## Begin THE INPUT
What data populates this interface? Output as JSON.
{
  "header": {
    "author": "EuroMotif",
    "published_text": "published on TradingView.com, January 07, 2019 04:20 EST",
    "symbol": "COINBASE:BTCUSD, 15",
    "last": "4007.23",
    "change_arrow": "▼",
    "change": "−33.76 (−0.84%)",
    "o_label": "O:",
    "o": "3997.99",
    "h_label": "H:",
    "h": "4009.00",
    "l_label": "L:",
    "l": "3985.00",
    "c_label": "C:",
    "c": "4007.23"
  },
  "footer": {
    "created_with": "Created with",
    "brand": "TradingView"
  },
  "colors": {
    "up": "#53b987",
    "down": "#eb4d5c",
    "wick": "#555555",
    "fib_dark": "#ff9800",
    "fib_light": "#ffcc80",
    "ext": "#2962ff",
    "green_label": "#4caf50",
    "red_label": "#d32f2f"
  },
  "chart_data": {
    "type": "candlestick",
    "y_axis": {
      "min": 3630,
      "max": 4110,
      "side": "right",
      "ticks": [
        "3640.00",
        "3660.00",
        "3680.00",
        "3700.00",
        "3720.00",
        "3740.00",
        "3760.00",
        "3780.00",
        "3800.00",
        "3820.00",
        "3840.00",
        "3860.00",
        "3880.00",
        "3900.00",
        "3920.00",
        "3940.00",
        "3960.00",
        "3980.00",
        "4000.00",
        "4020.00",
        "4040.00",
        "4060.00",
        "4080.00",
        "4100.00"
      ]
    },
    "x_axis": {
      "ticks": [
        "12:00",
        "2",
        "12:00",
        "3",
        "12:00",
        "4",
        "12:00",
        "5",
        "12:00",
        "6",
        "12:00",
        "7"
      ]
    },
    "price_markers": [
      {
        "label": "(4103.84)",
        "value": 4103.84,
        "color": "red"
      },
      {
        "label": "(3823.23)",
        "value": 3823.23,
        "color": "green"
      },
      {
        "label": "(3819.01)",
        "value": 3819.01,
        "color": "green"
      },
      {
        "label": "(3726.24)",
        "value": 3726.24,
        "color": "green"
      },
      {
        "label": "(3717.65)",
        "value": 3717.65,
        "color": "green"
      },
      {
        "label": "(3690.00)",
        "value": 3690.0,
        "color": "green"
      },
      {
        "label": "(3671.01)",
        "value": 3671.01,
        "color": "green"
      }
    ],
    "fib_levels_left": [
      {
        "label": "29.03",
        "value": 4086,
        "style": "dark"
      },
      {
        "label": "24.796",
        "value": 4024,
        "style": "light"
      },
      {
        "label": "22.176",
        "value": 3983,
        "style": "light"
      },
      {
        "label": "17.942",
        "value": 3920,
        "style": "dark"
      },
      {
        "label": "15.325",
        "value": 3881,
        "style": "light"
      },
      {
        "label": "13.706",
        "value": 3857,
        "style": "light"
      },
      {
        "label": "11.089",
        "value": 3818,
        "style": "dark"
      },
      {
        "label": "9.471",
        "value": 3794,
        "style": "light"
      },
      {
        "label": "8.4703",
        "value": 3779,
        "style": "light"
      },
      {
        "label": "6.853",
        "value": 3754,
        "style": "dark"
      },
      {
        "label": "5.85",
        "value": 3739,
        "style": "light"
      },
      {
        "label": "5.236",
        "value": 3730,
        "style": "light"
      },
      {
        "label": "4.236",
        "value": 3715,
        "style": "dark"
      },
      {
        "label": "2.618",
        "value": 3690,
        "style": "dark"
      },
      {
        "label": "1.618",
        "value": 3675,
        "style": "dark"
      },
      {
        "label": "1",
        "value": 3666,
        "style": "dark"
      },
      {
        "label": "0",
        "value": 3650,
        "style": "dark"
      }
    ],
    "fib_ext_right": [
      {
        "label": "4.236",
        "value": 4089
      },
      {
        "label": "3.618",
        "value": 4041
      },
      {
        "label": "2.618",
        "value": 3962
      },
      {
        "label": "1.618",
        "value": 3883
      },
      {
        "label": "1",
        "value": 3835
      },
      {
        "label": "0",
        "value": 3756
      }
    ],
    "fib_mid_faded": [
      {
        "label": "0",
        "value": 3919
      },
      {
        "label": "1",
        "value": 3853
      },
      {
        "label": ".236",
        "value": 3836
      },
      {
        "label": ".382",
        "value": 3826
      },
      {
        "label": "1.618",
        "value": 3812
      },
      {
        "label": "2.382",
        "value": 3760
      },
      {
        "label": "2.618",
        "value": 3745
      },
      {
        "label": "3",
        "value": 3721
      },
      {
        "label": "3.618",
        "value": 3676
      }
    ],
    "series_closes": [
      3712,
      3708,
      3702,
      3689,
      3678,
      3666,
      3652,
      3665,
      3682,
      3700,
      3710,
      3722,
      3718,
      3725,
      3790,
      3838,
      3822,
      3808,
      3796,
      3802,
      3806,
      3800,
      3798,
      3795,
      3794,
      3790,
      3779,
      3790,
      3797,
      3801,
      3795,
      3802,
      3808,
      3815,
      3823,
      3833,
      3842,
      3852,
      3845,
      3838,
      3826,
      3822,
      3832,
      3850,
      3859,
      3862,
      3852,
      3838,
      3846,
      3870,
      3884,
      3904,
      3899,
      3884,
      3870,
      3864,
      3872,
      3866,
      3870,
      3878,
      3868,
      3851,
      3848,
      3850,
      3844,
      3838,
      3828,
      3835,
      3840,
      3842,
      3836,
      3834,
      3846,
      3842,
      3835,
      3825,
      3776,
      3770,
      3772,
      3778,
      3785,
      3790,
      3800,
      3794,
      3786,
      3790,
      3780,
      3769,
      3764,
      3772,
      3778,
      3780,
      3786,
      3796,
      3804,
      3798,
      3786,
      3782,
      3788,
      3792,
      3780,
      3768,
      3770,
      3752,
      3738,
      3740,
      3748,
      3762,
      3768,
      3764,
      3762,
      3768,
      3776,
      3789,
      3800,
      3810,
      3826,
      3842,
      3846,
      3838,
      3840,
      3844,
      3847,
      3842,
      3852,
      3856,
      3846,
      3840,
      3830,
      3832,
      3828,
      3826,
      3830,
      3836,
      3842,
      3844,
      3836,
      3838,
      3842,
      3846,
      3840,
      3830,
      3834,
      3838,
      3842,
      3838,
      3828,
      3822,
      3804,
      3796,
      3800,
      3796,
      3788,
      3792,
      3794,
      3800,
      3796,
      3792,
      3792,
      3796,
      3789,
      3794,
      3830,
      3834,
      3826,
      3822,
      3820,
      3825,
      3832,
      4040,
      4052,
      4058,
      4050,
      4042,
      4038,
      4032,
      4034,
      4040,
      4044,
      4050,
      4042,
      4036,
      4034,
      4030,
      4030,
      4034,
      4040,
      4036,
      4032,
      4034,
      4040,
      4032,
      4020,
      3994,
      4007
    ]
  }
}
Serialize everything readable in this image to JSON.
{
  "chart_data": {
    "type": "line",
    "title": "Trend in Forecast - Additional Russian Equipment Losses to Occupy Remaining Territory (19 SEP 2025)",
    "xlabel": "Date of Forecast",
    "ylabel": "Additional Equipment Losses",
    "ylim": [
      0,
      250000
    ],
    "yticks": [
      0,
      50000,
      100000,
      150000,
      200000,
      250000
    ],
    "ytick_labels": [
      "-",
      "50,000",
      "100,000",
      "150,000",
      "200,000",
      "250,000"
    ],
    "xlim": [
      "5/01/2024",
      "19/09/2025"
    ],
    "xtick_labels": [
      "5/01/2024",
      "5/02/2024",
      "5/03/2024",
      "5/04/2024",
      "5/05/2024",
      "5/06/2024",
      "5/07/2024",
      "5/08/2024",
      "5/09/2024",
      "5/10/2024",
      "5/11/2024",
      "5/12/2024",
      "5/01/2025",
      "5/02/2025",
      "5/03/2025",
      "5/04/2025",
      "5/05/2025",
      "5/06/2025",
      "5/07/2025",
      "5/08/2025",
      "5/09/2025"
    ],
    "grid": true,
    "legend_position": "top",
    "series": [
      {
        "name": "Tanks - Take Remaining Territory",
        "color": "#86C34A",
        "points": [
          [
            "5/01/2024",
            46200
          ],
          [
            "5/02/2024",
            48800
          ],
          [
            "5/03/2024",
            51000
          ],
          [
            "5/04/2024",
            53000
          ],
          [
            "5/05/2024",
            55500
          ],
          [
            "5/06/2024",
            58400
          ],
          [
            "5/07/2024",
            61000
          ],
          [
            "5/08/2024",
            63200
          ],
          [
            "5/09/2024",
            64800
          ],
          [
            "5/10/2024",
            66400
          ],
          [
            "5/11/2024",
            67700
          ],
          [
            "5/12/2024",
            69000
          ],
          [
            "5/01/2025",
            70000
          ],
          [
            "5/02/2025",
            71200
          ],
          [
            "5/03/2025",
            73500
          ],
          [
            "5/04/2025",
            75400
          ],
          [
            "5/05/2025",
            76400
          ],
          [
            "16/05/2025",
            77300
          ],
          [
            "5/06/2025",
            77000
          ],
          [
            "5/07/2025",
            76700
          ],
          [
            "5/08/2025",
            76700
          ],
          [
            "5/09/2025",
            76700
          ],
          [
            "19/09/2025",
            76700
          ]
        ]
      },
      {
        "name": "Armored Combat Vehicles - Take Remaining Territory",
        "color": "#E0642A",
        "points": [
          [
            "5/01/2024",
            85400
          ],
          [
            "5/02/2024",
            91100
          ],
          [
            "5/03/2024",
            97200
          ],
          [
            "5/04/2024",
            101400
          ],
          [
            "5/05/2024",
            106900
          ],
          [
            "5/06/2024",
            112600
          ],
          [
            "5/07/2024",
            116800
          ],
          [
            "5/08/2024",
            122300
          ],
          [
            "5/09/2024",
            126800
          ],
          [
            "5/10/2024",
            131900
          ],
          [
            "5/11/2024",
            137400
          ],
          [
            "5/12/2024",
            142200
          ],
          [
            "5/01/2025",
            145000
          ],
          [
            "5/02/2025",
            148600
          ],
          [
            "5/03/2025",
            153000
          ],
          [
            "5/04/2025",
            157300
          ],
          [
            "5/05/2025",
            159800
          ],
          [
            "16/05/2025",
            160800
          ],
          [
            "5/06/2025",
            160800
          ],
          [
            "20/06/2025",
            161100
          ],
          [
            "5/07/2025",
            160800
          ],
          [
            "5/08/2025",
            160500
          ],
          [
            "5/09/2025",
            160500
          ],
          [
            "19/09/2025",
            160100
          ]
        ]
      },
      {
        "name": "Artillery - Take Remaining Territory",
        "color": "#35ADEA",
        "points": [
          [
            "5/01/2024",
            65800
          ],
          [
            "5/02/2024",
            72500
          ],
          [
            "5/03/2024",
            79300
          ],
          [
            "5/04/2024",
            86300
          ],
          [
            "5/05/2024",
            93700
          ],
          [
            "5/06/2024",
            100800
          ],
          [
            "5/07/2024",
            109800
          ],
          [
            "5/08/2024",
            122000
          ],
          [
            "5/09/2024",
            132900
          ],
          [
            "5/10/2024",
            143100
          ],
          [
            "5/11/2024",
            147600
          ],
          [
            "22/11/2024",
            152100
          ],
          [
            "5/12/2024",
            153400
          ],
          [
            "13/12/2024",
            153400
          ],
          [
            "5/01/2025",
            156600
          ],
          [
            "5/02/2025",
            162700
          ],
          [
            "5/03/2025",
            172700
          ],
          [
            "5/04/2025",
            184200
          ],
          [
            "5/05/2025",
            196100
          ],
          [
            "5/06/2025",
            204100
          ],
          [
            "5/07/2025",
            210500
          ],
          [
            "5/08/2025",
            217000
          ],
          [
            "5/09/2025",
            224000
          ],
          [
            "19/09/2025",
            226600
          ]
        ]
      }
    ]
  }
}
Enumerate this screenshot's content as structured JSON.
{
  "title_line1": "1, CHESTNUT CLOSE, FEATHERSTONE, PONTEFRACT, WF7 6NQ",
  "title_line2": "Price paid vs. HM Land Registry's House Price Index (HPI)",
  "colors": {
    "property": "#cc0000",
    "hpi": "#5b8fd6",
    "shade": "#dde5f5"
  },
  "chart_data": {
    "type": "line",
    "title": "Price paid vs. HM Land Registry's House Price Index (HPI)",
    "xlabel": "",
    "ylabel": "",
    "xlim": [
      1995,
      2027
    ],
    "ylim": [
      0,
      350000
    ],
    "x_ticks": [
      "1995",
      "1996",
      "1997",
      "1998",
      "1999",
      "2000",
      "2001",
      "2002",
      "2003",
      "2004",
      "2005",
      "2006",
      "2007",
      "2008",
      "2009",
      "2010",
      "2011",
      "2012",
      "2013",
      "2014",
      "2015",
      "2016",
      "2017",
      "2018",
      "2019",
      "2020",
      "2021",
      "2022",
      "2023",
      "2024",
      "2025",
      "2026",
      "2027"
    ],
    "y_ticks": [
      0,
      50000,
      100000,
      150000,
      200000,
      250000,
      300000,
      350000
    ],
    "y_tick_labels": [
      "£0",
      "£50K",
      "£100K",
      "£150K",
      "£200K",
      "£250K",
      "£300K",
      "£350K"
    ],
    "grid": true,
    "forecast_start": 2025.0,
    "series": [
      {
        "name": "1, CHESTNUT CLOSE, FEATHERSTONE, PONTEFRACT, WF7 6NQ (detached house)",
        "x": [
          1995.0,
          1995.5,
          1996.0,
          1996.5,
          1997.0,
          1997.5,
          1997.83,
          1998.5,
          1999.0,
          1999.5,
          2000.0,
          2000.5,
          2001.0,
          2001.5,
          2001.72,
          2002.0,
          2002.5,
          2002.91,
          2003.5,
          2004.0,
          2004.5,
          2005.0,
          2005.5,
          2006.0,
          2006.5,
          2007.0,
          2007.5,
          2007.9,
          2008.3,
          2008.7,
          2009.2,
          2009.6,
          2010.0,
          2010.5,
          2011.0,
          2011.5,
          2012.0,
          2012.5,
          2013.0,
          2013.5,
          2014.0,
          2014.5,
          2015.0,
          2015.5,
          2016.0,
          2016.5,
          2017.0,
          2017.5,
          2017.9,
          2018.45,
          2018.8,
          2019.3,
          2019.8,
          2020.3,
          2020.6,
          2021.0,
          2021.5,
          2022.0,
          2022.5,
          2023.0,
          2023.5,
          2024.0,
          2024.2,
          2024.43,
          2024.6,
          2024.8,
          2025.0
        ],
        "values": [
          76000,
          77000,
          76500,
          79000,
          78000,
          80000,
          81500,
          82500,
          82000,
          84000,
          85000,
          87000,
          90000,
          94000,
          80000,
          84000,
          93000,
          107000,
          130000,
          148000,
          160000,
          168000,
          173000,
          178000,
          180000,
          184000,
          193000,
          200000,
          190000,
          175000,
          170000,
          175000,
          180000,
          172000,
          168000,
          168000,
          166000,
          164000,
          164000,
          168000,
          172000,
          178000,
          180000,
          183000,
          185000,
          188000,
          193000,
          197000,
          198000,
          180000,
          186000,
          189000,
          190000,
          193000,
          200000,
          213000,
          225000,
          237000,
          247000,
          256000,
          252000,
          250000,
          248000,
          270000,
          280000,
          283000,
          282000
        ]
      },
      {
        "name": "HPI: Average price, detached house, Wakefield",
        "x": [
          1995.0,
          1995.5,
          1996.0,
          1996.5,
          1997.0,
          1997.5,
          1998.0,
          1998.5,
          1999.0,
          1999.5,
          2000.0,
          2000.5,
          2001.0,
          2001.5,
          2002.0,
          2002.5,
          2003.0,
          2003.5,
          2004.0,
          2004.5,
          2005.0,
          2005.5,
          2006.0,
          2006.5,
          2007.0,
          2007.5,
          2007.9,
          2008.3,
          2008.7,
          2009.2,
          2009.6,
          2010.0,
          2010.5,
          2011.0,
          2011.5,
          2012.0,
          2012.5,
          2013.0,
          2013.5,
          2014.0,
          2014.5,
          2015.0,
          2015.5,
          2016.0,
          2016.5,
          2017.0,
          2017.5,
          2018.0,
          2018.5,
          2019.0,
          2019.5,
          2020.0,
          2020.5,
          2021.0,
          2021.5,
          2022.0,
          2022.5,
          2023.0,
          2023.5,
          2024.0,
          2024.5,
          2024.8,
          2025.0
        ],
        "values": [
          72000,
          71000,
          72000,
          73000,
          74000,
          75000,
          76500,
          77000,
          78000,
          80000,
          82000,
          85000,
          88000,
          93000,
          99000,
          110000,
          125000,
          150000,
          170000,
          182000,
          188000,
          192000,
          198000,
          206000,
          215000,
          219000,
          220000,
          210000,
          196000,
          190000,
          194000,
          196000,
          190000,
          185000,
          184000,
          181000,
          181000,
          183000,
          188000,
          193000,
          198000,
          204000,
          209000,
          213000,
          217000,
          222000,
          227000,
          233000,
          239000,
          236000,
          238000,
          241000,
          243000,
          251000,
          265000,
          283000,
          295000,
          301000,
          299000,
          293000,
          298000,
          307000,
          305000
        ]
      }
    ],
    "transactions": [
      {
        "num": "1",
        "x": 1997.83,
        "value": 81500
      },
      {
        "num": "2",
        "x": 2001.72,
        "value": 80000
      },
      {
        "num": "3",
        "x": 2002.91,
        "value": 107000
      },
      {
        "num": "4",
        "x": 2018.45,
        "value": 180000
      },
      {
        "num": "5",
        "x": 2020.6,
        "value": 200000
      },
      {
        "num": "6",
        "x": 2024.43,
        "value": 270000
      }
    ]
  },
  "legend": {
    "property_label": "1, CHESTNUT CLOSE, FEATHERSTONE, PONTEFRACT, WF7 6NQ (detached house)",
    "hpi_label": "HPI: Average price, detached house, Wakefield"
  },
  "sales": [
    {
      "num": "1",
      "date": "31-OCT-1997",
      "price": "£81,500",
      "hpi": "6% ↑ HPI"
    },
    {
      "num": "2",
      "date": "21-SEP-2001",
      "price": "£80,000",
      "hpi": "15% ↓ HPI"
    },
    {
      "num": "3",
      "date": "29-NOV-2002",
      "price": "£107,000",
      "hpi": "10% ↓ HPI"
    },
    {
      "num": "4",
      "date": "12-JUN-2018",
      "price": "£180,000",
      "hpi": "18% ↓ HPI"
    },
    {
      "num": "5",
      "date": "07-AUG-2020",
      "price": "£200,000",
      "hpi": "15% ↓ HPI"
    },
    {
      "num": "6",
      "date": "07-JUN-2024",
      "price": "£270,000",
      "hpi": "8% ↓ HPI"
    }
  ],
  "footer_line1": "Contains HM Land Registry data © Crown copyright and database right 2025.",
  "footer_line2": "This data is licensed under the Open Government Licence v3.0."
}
## End THE INPUT
**WHAT IS REQUIRED**
Find every line in the records above that contains the word "Wakefield", and copy each one.

**COMPLETE RESPONSE**
        "name": "HPI: Average price, detached house, Wakefield",
    "hpi_label": "HPI: Average price, detached house, Wakefield"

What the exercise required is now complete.